** Start LISTED RECORDS **

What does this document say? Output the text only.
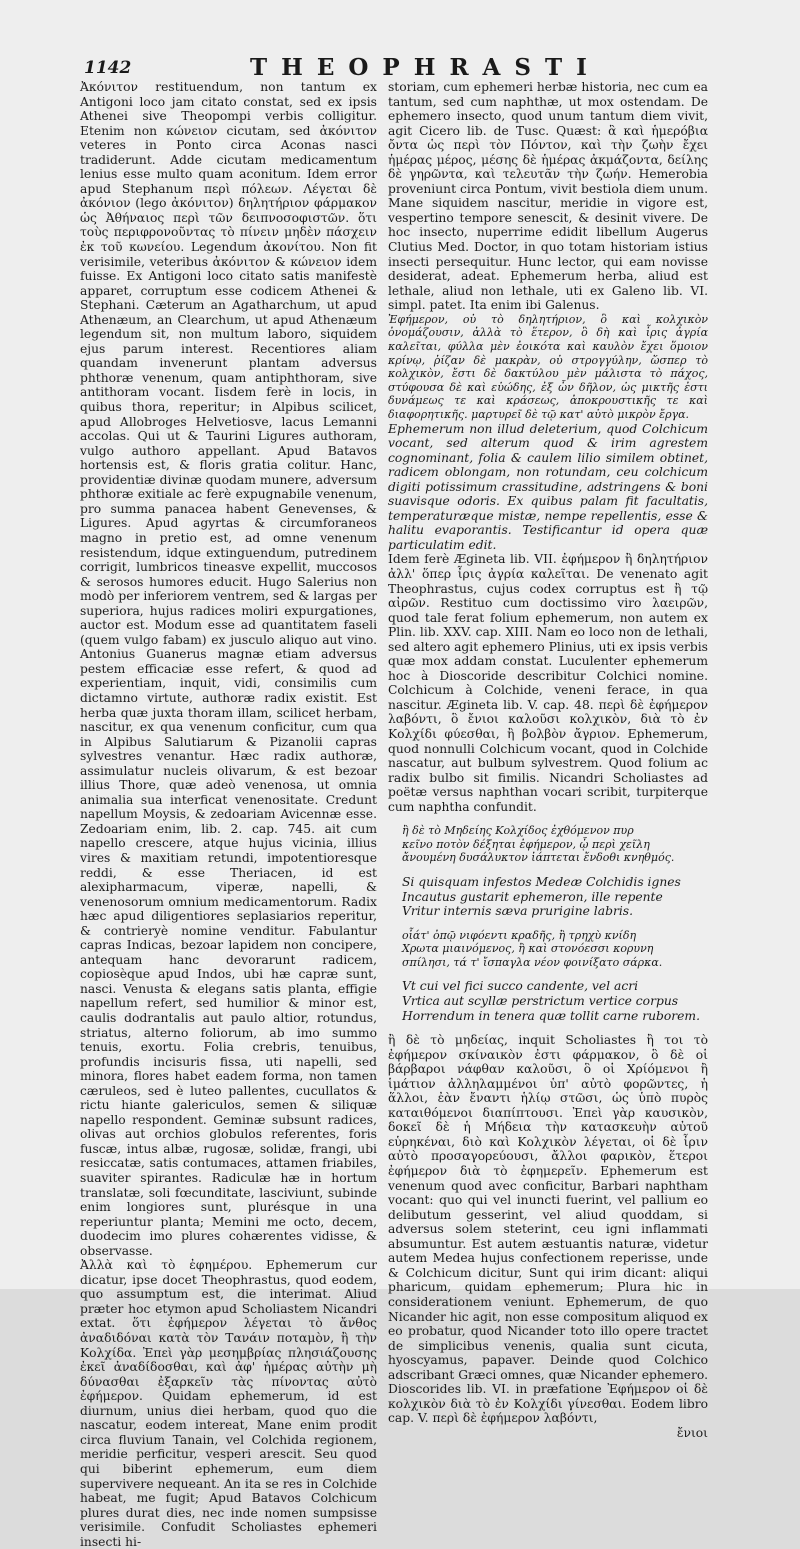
1142	THEOPHRASTI

Ἀκόνιτον restituendum, non tantum ex Antigoni loco jam citato constat, sed ex ipsis Athenei sive Theopompi verbis colligitur. Etenim non κώνειον cicutam, sed ἀκόνιτον veteres in Ponto circa Aconas nasci tradiderunt. Adde cicutam medicamentum lenius esse multo quam aconitum. Idem error apud Stephanum περὶ πόλεων. Λέγεται δὲ ἀκόνιον (lego ἀκόνιτον) δηλητήριον φάρμακον ὡς Ἀθήναιος περὶ τῶν δειπνοσοφιστῶν. ὅτι τοὺς περιφρονοῦντας τὸ πίνειν μηδὲν πάσχειν ἐκ τοῦ κωνείου. Legendum ἀκονίτου. Non fit verisimile, veteribus ἀκόνιτον & κώνειον idem fuisse. Ex Antigoni loco citato satis manifestè apparet, corruptum esse codicem Athenei & Stephani. Cæterum an Agatharchum, ut apud Athenæum, an Clearchum, ut apud Athenæum legendum sit, non multum laboro, siquidem ejus parum interest. Recentiores aliam quandam invenerunt plantam adversus phthoræ venenum, quam antiphthoram, sive antithoram vocant. Iisdem ferè in locis, in quibus thora, reperitur; in Alpibus scilicet, apud Allobroges Helvetiosve, lacus Lemanni accolas. Qui ut & Taurini Ligures authoram, vulgo authoro appellant. Apud Batavos hortensis est, & floris gratia colitur. Hanc, providentiæ divinæ quodam munere, adversum phthoræ exitiale ac ferè expugnabile venenum, pro summa panacea habent Genevenses, & Ligures. Apud agyrtas & circumforaneos magno in pretio est, ad omne venenum resistendum, idque extinguendum, putredinem corrigit, lumbricos tineasve expellit, muccosos & serosos humores educit. Hugo Salerius non modò per inferiorem ventrem, sed & largas per superiora, hujus radices moliri expurgationes, auctor est. Modum esse ad quantitatem faseli (quem vulgo fabam) ex jusculo aliquo aut vino. Antonius Guanerus magnæ etiam adversus pestem efficaciæ esse refert, & quod ad experientiam, inquit, vidi, consimilis cum dictamno virtute, authoræ radix existit. Est herba quæ juxta thoram illam, scilicet herbam, nascitur, ex qua venenum conficitur, cum qua in Alpibus Salutiarum & Pizanolii capras sylvestres venantur. Hæc radix authoræ, assimulatur nucleis olivarum, & est bezoar illius Thore, quæ adeò venenosa, ut omnia animalia sua interficat venenositate. Credunt napellum Moysis, & zedoariam Avicennæ esse. Zedoariam enim, lib. 2. cap. 745. ait cum napello crescere, atque hujus vicinia, illius vires & maxitiam retundi, impotentioresque reddi, & esse Theriacen, id est alexipharmacum, viperæ, napelli, & venenosorum omnium medicamentorum. Radix hæc apud diligentiores seplasiarios reperitur, & contrieryè nomine venditur. Fabulantur capras Indicas, bezoar lapidem non concipere, antequam hanc devorarunt radicem, copiosèque apud Indos, ubi hæ capræ sunt, nasci. Venusta & elegans satis planta, effigie napellum refert, sed humilior & minor est, caulis dodrantalis aut paulo altior, rotundus, striatus, alterno foliorum, ab imo summo tenuis, exortu. Folia crebris, tenuibus, profundis incisuris fissa, uti napelli, sed minora, flores habet eadem forma, non tamen cæruleos, sed è luteo pallentes, cucullatos & rictu hiante galericulos, semen & siliquæ napello respondent. Geminæ subsunt radices, olivas aut orchios globulos referentes, foris fuscæ, intus albæ, rugosæ, solidæ, frangi, ubi resiccatæ, satis contumaces, attamen friabiles, suaviter spirantes. Radiculæ hæ in hortum translatæ, soli fœcunditate, lasciviunt, subinde enim longiores sunt, plurésque in una reperiuntur planta; Memini me octo, decem, duodecim imo plures cohærentes vidisse, & observasse.

Ἀλλὰ καὶ τὸ ἐφημέρου. Ephemerum cur dicatur, ipse docet Theophrastus, quod eodem, quo assumptum est, die interimat. Aliud præter hoc etymon apud Scholiastem Nicandri extat. ὅτι ἐφήμερον λέγεται τὸ ἄνθος ἀναδιδόναι κατὰ τὸν Τανάιν ποταμὸν, ἢ τὴν Κολχίδα. Ἐπεὶ γὰρ μεσημβρίας πλησιάζουσης ἐκεῖ ἀναδίδοσθαι, καὶ ἀφ' ἡμέρας αὐτὴν μὴ δύνασθαι ἐξαρκεῖν τὰς πίνοντας αὐτὸ ἐφήμερον. Quidam ephemerum, id est diurnum, unius diei herbam, quod quo die nascatur, eodem intereat, Mane enim prodit circa fluvium Tanain, vel Colchida regionem, meridie perficitur, vesperi arescit. Seu quod qui biberint ephemerum, eum diem supervivere nequeant. An ita se res in Colchide habeat, me fugit; Apud Batavos Colchicum plures durat dies, nec inde nomen sumpsisse verisimile. Confudit Scholiastes ephemeri insecti hi-

storiam, cum ephemeri herbæ historia, nec cum ea tantum, sed cum naphthæ, ut mox ostendam. De ephemero insecto, quod unum tantum diem vivit, agit Cicero lib. de Tusc. Quæst: ἃ καὶ ἡμερόβια ὄντα ὡς περὶ τὸν Πόντον, καὶ τὴν ζωὴν ἔχει ἡμέρας μέρος, μέσης δὲ ἡμέρας ἀκμάζοντα, δείλης δὲ γηρῶντα, καὶ τελευτᾶν τὴν ζωήν. Hemerobia proveniunt circa Pontum, vivit bestiola diem unum. Mane siquidem nascitur, meridie in vigore est, vespertino tempore senescit, & desinit vivere. De hoc insecto, nuperrime edidit libellum Augerus Clutius Med. Doctor, in quo totam historiam istius insecti persequitur. Hunc lector, qui eam novisse desiderat, adeat. Ephemerum herba, aliud est lethale, aliud non lethale, uti ex Galeno lib. VI. simpl. patet. Ita enim ibi Galenus.

Ἐφήμερον, οὐ τὸ δηλητήριον, ὃ καὶ κολχικὸν ὀνομάζουσιν, ἀλλὰ τὸ ἕτερον, ὃ δὴ καὶ ἶρις ἀγρία καλεῖται, φύλλα μὲν ἐοικότα καὶ καυλὸν ἔχει ὅμοιον κρίνῳ, ῥίζαν δὲ μακρὰν, οὐ στρογγύλην, ὥσπερ τὸ κολχικὸν, ἔστι δὲ δακτύλου μὲν μάλιστα τὸ πάχος, στύφουσα δὲ καὶ εὐώδης, ἐξ ὧν δῆλον, ὡς μικτῆς ἐστι δυνάμεως τε καὶ κράσεως, ἀποκρουστικῆς τε καὶ διαφορητικῆς. μαρτυρεῖ δὲ τῷ κατ' αὐτὸ μικρὸν ἔργα.

Ephemerum non illud deleterium, quod Colchicum vocant, sed alterum quod & irim agrestem cognominant, folia & caulem lilio similem obtinet, radicem oblongam, non rotundam, ceu colchicum digiti potissimum crassitudine, adstringens & boni suavisque odoris. Ex quibus palam fit facultatis, temperaturæque mistæ, nempe repellentis, esse & halitu evaporantis. Testificantur id opera quæ particulatim edit.

Idem ferè Ægineta lib. VII. ἐφήμερον ἢ δηλητήριον ἀλλ' ὅπερ ἶρις ἀγρία καλεῖται. De venenato agit Theophrastus, cujus codex corruptus est ἢ τῷ αἰρῶν. Restituo cum doctissimo viro λαειρῶν, quod tale ferat folium ephemerum, non autem ex Plin. lib. XXV. cap. XIII. Nam eo loco non de lethali, sed altero agit ephemero Plinius, uti ex ipsis verbis quæ mox addam constat. Luculenter ephemerum hoc à Dioscoride describitur Colchici nomine. Colchicum à Colchide, veneni ferace, in qua nascitur. Ægineta lib. V. cap. 48. περὶ δὲ ἐφήμερον λαβόντι, ὃ ἔνιοι καλοῦσι κολχικὸν, διὰ τὸ ἐν Κολχίδι φύεσθαι, ἢ βολβὸν ἄγριον. Ephemerum, quod nonnulli Colchicum vocant, quod in Colchide nascatur, aut bulbum sylvestrem. Quod folium ac radix bulbo sit fimilis. Nicandri Scholiastes ad poëtæ versus naphthan vocari scribit, turpiterque cum naphtha confundit.

ἢ δὲ τὸ Μηδείης Κολχίδος ἐχθόμενον πυρ
κεῖνο ποτὸν δέξηται ἐφήμερον, ᾧ περὶ χεῖλη
ἄνουμένη δυσάλυκτον ἰάπτεται ἔνδοθι κνηθμός.

Si quisquam infestos Medeæ Colchidis ignes
Incautus gustarit ephemeron, ille repente
Vritur internis sæva prurigine labris.

οἷάτ' ὀπῷ νιφόεντι κραδῆς, ἢ τρηχὺ κνίδη
Χρωτα μιαινόμενος, ἢ καὶ στονόεσσι κορυνη
σπίλησι, τά τ' ἴσπαγλα νέον φοινίξατο σάρκα.

Vt cui vel fici succo candente, vel acri
Vrtica aut scyllæ perstrictum vertice corpus
Horrendum in tenera quæ tollit carne ruborem.

ἢ δὲ τὸ μηδείας, inquit Scholiastes ἢ τοι τὸ ἐφήμερον σκίναικὸν ἐστι φάρμακον, ὃ δὲ οἱ βάρβαροι νάφθαν καλοῦσι, ὃ οἱ Χρίόμενοι ἢ ἱμάτιον ἀλληλαμμένοι ὑπ' αὐτὸ φορῶντες, ἡ ἅλλοι, ἐὰν ἔναντι ἡλίῳ στῶσι, ὡς ὑπὸ πυρὸς καταιθόμενοι διαπίπτουσι. Ἐπεὶ γὰρ καυσικὸν, δοκεῖ δὲ ἡ Μήδεια τὴν κατασκευὴν αὐτοῦ εὑρηκέναι, διὸ καὶ Κολχικὸν λέγεται, οἱ δὲ ἶριν αὐτὸ προσαγορεύουσι, ἄλλοι φαρικὸν, ἕτεροι ἐφήμερον διὰ τὸ ἐφημερεῖν. Ephemerum est venenum quod avec conficitur, Barbari naphtham vocant: quo qui vel inuncti fuerint, vel pallium eo delibutum gesserint, vel aliud quoddam, si adversus solem steterint, ceu igni inflammati absumuntur. Est autem æstuantis naturæ, videtur autem Medea hujus confectionem reperisse, unde & Colchicum dicitur, Sunt qui irim dicant: aliqui pharicum, quidam ephemerum; Plura hic in considerationem veniunt. Ephemerum, de quo Nicander hic agit, non esse compositum aliquod ex eo probatur, quod Nicander toto illo opere tractet de simplicibus venenis, qualia sunt cicuta, hyoscyamus, papaver. Deinde quod Colchico adscribant Græci omnes, quæ Nicander ephemero. Dioscorides lib. VI. in præfatione Ἐφήμερον οἱ δὲ κολχικὸν διὰ τὸ ἐν Κολχίδι γίνεσθαι. Eodem libro cap. V. περὶ δὲ ἐφήμερον λαβόντι,

ἔνιοι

** End LISTED RECORDS **

WHAT THE TASK REQUIRES
Find how many lines in the material hold the word "autem" and state that number alone.

TASK OUTPUT
2